Records that describe figures
━━━━━━━━
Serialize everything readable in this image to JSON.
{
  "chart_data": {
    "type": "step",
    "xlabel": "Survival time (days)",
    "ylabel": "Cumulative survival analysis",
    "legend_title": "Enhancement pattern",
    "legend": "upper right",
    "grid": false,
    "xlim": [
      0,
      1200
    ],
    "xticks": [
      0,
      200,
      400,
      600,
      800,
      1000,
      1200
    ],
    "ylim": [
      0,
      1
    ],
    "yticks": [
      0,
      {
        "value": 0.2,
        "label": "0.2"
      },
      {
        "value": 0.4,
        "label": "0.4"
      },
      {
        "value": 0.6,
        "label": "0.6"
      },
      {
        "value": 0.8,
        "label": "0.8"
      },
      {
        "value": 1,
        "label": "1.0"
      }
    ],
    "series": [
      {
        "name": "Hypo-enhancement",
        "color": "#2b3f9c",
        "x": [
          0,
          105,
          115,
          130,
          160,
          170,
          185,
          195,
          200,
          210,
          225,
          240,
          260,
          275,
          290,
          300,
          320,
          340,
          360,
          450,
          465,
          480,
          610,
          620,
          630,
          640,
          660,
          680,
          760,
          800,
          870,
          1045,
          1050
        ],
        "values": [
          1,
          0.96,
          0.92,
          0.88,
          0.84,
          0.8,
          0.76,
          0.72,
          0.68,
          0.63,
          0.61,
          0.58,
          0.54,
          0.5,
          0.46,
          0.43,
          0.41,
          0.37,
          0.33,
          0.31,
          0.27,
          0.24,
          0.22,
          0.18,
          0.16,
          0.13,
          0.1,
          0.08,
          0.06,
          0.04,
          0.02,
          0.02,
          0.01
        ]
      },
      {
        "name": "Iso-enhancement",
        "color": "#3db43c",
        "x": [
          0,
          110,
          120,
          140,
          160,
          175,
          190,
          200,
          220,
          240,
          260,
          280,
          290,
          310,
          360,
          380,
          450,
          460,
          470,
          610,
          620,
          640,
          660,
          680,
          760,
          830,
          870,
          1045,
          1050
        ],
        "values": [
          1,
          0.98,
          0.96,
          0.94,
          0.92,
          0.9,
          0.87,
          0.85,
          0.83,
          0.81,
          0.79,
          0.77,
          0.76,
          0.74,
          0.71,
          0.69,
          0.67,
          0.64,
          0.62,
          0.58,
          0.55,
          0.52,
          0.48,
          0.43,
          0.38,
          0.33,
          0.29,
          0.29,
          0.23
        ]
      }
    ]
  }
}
━━━━━━━━
GIVEN REQUEST. Write out the material from the first line to the last, exactly.

WORKED ANSWER.
Serialize everything readable in this image to JSON.
{
  "chart_data": {
    "type": "step",
    "xlabel": "Survival time (days)",
    "ylabel": "Cumulative survival analysis",
    "legend_title": "Enhancement pattern",
    "legend": "upper right",
    "grid": false,
    "xlim": [
      0,
      1200
    ],
    "xticks": [
      0,
      200,
      400,
      600,
      800,
      1000,
      1200
    ],
    "ylim": [
      0,
      1
    ],
    "yticks": [
      0,
      {
        "value": 0.2,
        "label": "0.2"
      },
      {
        "value": 0.4,
        "label": "0.4"
      },
      {
        "value": 0.6,
        "label": "0.6"
      },
      {
        "value": 0.8,
        "label": "0.8"
      },
      {
        "value": 1,
        "label": "1.0"
      }
    ],
    "series": [
      {
        "name": "Hypo-enhancement",
        "color": "#2b3f9c",
        "x": [
          0,
          105,
          115,
          130,
          160,
          170,
          185,
          195,
          200,
          210,
          225,
          240,
          260,
          275,
          290,
          300,
          320,
          340,
          360,
          450,
          465,
          480,
          610,
          620,
          630,
          640,
          660,
          680,
          760,
          800,
          870,
          1045,
          1050
        ],
        "values": [
          1,
          0.96,
          0.92,
          0.88,
          0.84,
          0.8,
          0.76,
          0.72,
          0.68,
          0.63,
          0.61,
          0.58,
          0.54,
          0.5,
          0.46,
          0.43,
          0.41,
          0.37,
          0.33,
          0.31,
          0.27,
          0.24,
          0.22,
          0.18,
          0.16,
          0.13,
          0.1,
          0.08,
          0.06,
          0.04,
          0.02,
          0.02,
          0.01
        ]
      },
      {
        "name": "Iso-enhancement",
        "color": "#3db43c",
        "x": [
          0,
          110,
          120,
          140,
          160,
          175,
          190,
          200,
          220,
          240,
          260,
          280,
          290,
          310,
          360,
          380,
          450,
          460,
          470,
          610,
          620,
          640,
          660,
          680,
          760,
          830,
          870,
          1045,
          1050
        ],
        "values": [
          1,
          0.98,
          0.96,
          0.94,
          0.92,
          0.9,
          0.87,
          0.85,
          0.83,
          0.81,
          0.79,
          0.77,
          0.76,
          0.74,
          0.71,
          0.69,
          0.67,
          0.64,
          0.62,
          0.58,
          0.55,
          0.52,
          0.48,
          0.43,
          0.38,
          0.33,
          0.29,
          0.29,
          0.23
        ]
      }
    ]
  }
}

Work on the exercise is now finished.